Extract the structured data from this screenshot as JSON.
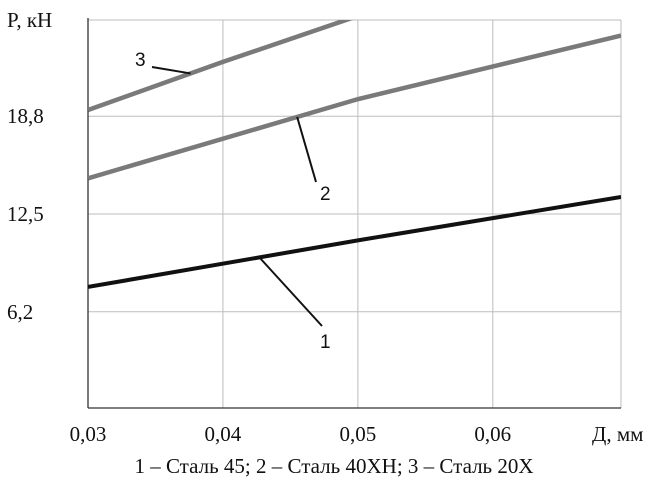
{
  "chart_data": {
    "type": "line",
    "title": "",
    "xlabel": "Д, мм",
    "ylabel": "P, кН",
    "xlim": [
      0.03,
      0.0695
    ],
    "ylim": [
      0,
      25
    ],
    "x_ticks": [
      "0,03",
      "0,04",
      "0,05",
      "0,06"
    ],
    "x_tick_values": [
      0.03,
      0.04,
      0.05,
      0.06
    ],
    "y_ticks": [
      "6,2",
      "12,5",
      "18,8"
    ],
    "y_tick_values": [
      6.2,
      12.5,
      18.8
    ],
    "grid": true,
    "legend_position": "bottom",
    "series": [
      {
        "label": "1",
        "x": [
          0.03,
          0.05,
          0.0695
        ],
        "y": [
          7.8,
          10.8,
          13.6
        ],
        "color": "#111111"
      },
      {
        "label": "2",
        "x": [
          0.03,
          0.05,
          0.0695
        ],
        "y": [
          14.8,
          19.9,
          24.0
        ],
        "color": "#7a7a7a"
      },
      {
        "label": "3",
        "x": [
          0.03,
          0.04,
          0.0525
        ],
        "y": [
          19.2,
          22.3,
          26.0
        ],
        "color": "#7a7a7a"
      }
    ],
    "caption": "1 – Сталь 45; 2 – Сталь 40ХН; 3 – Сталь 20Х"
  }
}
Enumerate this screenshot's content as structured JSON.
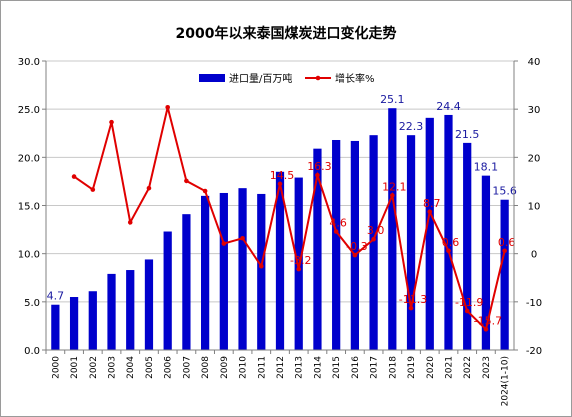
{
  "chart_data": {
    "type": "bar",
    "title": "2000年以来泰国煤炭进口变化走势",
    "categories": [
      "2000",
      "2001",
      "2002",
      "2003",
      "2004",
      "2005",
      "2006",
      "2007",
      "2008",
      "2009",
      "2010",
      "2011",
      "2012",
      "2013",
      "2014",
      "2015",
      "2016",
      "2017",
      "2018",
      "2019",
      "2020",
      "2021",
      "2022",
      "2023",
      "2024(1-10)"
    ],
    "series": [
      {
        "name": "进口量/百万吨",
        "kind": "bar",
        "axis": "left",
        "color": "#0000cc",
        "values": [
          4.7,
          5.5,
          6.1,
          7.9,
          8.3,
          9.4,
          12.3,
          14.1,
          16.0,
          16.3,
          16.8,
          16.2,
          18.5,
          17.9,
          20.9,
          21.8,
          21.7,
          22.3,
          25.1,
          22.3,
          24.1,
          24.4,
          21.5,
          18.1,
          15.6
        ]
      },
      {
        "name": "增长率%",
        "kind": "line",
        "axis": "right",
        "color": "#e00000",
        "values": [
          null,
          16.0,
          13.3,
          27.3,
          6.5,
          13.6,
          30.4,
          15.1,
          13.0,
          2.1,
          3.2,
          -2.6,
          14.5,
          -3.2,
          16.3,
          4.6,
          -0.3,
          3.0,
          12.1,
          -11.3,
          8.7,
          0.6,
          -11.9,
          -15.7,
          0.6
        ]
      }
    ],
    "bar_labels": [
      {
        "index": 0,
        "text": "4.7"
      },
      {
        "index": 18,
        "text": "25.1"
      },
      {
        "index": 19,
        "text": "22.3"
      },
      {
        "index": 21,
        "text": "24.4"
      },
      {
        "index": 22,
        "text": "21.5"
      },
      {
        "index": 23,
        "text": "18.1"
      },
      {
        "index": 24,
        "text": "15.6"
      }
    ],
    "line_labels": [
      {
        "index": 12,
        "text": "14.5"
      },
      {
        "index": 13,
        "text": "-3.2"
      },
      {
        "index": 14,
        "text": "16.3"
      },
      {
        "index": 15,
        "text": "4.6"
      },
      {
        "index": 16,
        "text": "-0.3"
      },
      {
        "index": 17,
        "text": "3.0"
      },
      {
        "index": 18,
        "text": "12.1"
      },
      {
        "index": 19,
        "text": "-11.3"
      },
      {
        "index": 20,
        "text": "8.7"
      },
      {
        "index": 21,
        "text": "0.6"
      },
      {
        "index": 22,
        "text": "-11.9"
      },
      {
        "index": 23,
        "text": "-15.7"
      },
      {
        "index": 24,
        "text": "0.6"
      }
    ],
    "y_left": {
      "min": 0,
      "max": 30,
      "ticks": [
        "0.0",
        "5.0",
        "10.0",
        "15.0",
        "20.0",
        "25.0",
        "30.0"
      ]
    },
    "y_right": {
      "min": -20,
      "max": 40,
      "ticks": [
        "-20",
        "-10",
        "0",
        "10",
        "20",
        "30",
        "40"
      ]
    },
    "grid": true,
    "legend_position": "top-center",
    "bar_label_color": "#1a1aa0",
    "line_label_color": "#e00000"
  }
}
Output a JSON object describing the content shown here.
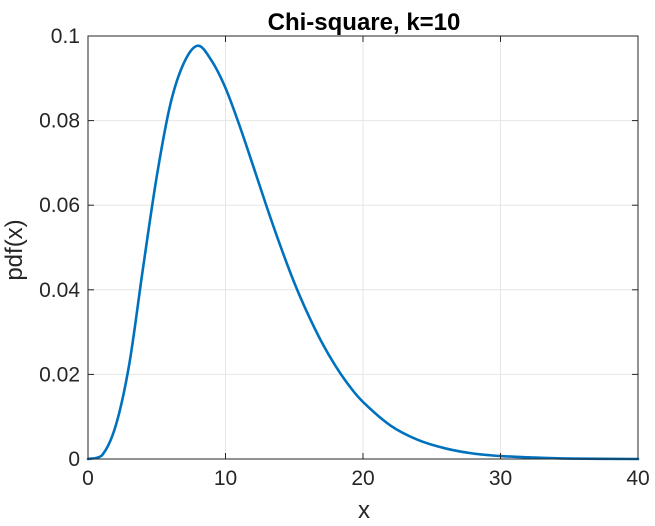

**WORK TO DO**: Of the lines in this data, how many contain "content"? Reply with only the number.

**OUTPUT BELOW**: 2